:: Exercise instructions ::
From the records below, copy every line that contains the word "innovation".
----------
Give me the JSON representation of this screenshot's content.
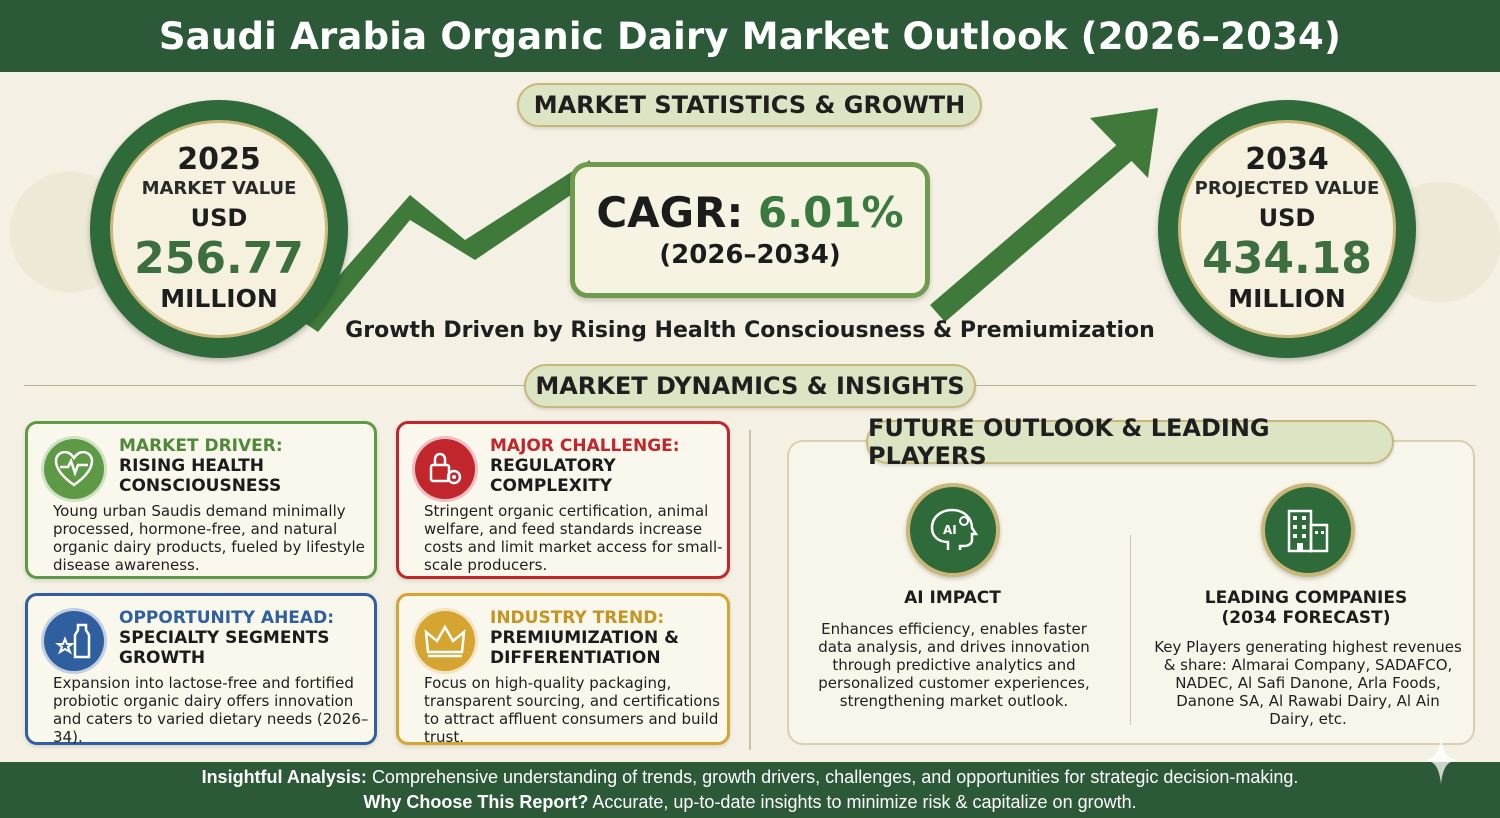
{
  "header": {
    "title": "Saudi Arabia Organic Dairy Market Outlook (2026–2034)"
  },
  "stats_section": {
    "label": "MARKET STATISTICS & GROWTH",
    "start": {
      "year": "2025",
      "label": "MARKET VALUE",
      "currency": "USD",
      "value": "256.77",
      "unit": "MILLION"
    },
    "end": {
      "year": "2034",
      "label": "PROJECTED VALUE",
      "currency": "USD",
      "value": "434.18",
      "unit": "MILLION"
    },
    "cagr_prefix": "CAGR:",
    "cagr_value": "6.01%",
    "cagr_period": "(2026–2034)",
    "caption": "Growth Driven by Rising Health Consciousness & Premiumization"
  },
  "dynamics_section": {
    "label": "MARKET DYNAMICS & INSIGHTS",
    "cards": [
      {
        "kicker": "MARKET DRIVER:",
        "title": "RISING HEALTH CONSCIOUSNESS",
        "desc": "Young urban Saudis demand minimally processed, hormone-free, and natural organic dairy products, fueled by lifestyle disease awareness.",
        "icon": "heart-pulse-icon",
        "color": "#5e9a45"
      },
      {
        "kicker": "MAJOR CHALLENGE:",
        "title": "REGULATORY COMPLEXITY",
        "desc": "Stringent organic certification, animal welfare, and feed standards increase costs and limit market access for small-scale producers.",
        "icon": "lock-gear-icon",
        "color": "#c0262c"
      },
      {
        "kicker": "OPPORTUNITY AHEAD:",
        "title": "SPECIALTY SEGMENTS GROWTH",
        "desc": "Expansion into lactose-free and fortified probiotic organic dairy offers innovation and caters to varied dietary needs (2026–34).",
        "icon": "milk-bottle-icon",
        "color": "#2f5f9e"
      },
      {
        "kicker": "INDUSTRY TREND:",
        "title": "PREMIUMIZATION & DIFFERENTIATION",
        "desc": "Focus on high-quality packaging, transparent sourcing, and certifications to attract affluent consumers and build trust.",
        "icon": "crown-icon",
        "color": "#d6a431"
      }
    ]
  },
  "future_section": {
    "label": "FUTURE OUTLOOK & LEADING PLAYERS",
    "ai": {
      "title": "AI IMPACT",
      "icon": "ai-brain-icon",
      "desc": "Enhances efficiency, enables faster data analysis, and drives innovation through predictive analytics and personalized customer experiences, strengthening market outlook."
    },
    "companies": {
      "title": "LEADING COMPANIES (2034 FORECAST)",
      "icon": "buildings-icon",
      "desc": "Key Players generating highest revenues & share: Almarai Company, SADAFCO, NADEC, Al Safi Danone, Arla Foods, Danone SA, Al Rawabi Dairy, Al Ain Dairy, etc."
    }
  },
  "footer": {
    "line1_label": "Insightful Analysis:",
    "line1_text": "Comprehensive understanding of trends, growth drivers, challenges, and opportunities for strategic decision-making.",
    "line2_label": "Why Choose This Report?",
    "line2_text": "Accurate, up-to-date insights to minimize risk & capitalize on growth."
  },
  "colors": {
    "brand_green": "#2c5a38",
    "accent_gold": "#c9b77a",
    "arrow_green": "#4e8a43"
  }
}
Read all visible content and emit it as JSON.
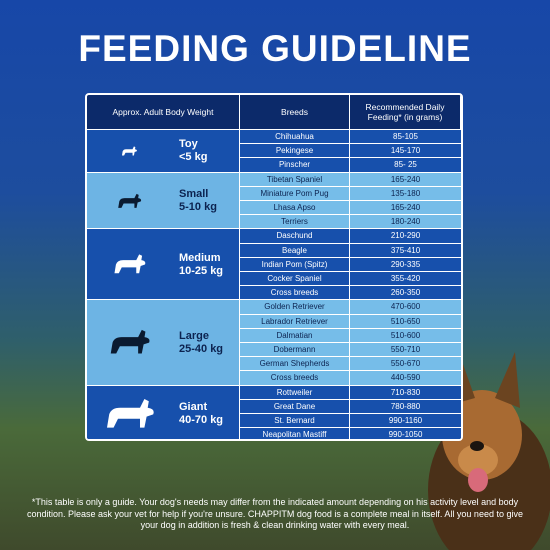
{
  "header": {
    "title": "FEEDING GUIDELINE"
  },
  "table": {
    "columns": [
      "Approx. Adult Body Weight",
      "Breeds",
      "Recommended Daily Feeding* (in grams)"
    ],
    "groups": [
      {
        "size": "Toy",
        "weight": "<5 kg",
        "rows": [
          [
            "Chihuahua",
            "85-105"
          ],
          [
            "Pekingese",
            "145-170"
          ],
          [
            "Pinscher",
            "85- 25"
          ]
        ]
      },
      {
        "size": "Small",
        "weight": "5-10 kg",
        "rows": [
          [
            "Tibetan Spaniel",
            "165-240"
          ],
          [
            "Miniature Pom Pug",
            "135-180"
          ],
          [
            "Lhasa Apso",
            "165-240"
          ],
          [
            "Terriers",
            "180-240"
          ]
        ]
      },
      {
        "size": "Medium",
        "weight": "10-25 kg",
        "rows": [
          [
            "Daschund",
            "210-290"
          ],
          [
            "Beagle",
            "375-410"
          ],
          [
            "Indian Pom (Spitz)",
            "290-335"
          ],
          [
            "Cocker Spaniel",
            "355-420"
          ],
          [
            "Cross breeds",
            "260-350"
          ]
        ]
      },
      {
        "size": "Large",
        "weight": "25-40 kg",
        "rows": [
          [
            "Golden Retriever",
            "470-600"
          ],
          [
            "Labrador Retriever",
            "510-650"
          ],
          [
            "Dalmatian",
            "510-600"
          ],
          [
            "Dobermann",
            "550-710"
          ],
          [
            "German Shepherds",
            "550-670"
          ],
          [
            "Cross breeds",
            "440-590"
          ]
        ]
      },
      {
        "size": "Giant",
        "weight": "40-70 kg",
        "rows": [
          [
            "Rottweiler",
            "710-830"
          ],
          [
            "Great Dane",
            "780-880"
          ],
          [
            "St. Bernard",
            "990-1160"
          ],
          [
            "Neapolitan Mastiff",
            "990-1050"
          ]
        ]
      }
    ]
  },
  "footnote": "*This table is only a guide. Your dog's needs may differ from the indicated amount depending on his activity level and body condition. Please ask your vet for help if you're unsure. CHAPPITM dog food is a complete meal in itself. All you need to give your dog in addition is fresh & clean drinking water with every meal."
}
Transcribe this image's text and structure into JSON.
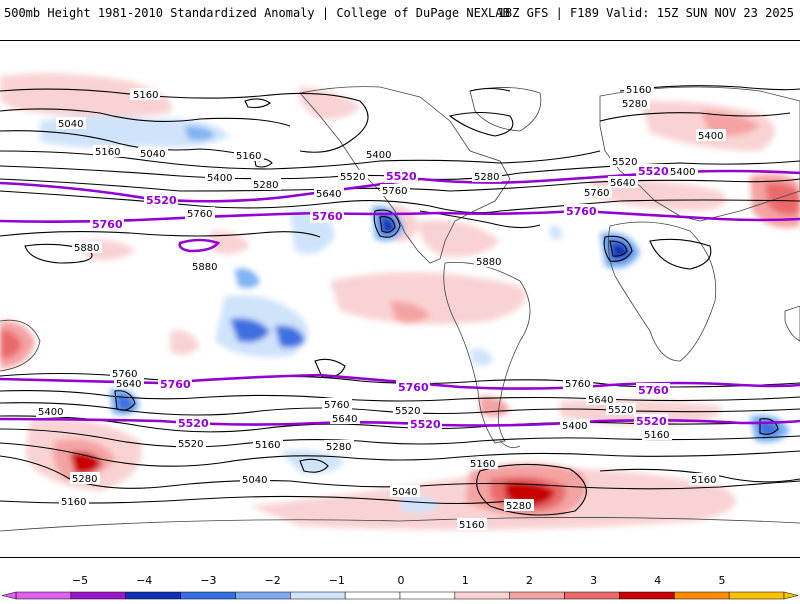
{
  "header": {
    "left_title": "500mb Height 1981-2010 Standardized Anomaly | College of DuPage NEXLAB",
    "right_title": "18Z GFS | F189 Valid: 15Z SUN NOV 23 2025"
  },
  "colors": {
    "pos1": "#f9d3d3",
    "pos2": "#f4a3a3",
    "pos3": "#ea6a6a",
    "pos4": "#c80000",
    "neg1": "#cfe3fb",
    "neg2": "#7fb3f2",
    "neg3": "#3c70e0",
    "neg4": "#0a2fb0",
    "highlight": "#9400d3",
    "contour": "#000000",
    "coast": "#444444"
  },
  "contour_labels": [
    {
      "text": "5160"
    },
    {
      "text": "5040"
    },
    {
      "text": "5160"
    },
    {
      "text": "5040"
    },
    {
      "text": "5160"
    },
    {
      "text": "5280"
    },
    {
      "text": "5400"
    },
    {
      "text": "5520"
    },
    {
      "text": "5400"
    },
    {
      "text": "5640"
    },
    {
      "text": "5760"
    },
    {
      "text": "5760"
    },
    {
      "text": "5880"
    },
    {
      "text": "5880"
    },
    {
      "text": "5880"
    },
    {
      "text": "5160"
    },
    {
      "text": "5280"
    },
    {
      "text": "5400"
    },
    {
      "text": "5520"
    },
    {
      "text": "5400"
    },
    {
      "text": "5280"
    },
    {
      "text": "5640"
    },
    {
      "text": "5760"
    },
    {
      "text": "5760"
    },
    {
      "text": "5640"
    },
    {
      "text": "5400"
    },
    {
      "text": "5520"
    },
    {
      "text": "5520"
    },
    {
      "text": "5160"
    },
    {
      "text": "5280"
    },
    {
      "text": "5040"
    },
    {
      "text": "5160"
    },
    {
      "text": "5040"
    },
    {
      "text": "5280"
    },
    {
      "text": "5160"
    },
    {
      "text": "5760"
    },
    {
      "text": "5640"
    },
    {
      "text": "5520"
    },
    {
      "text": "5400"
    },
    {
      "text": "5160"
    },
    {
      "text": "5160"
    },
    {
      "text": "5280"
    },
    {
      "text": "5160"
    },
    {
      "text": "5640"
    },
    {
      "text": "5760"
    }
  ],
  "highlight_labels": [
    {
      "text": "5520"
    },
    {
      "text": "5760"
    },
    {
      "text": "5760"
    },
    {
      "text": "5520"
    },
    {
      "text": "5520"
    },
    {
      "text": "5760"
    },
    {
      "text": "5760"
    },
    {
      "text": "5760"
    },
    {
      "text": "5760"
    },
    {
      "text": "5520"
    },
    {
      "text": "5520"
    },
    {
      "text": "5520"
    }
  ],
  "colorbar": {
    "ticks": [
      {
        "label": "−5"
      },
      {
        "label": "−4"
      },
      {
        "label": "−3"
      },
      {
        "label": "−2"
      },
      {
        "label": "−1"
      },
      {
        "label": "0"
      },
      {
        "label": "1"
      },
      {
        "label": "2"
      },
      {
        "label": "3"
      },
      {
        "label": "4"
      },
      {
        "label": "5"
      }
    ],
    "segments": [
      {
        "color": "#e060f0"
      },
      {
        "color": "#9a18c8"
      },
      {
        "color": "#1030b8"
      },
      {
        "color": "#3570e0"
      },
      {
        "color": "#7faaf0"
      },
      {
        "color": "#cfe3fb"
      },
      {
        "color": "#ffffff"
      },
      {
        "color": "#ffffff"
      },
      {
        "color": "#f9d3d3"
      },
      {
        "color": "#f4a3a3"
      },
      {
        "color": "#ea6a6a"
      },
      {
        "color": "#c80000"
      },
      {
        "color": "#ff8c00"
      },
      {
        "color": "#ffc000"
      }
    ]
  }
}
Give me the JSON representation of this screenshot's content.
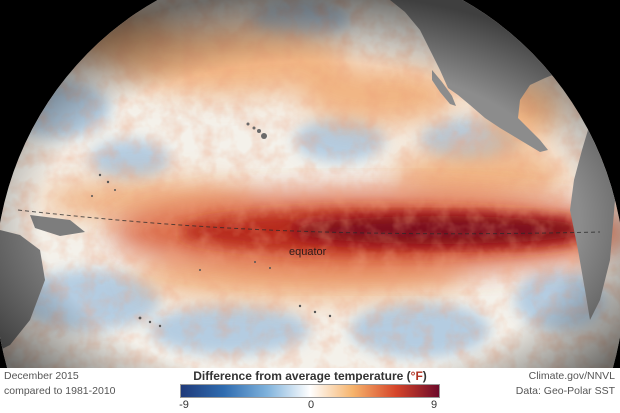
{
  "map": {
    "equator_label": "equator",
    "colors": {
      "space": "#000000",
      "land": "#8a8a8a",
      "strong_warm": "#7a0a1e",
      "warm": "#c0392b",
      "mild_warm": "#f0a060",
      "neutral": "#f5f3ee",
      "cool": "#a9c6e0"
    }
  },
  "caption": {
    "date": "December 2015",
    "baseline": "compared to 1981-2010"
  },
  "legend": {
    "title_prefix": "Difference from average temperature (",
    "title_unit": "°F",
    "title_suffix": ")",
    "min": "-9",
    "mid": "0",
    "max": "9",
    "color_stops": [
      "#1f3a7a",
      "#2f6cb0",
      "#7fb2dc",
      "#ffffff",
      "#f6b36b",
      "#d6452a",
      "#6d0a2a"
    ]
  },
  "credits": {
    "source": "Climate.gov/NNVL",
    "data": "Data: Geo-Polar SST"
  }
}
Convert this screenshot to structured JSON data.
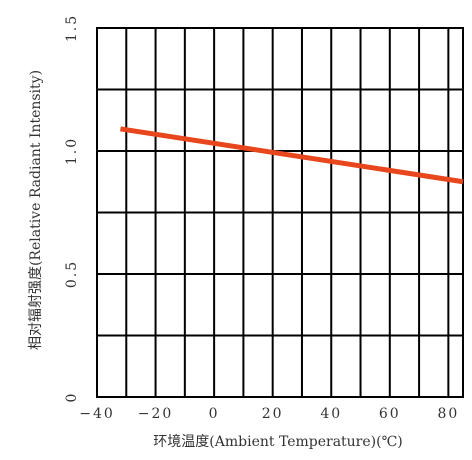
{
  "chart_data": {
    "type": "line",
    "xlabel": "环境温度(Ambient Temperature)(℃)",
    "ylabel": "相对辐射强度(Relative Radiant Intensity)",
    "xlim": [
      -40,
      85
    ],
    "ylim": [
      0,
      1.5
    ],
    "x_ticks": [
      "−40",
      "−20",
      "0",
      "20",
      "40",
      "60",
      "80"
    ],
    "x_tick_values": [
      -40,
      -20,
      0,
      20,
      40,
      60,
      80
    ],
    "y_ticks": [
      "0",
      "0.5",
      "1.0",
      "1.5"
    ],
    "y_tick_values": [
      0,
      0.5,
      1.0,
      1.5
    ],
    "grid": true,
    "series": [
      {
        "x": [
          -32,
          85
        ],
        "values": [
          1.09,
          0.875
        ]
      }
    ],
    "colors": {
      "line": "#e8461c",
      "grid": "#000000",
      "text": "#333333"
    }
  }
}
----------
:: Solution to this exercise ::
        "desc": "Expansion into lactose-free and fortified probiotic organic dairy offers innovation and caters to varied dietary needs (2026–34).",
      "desc": "Enhances efficiency, enables faster data analysis, and drives innovation through predictive analytics and personalized customer experiences, strengthening market outlook."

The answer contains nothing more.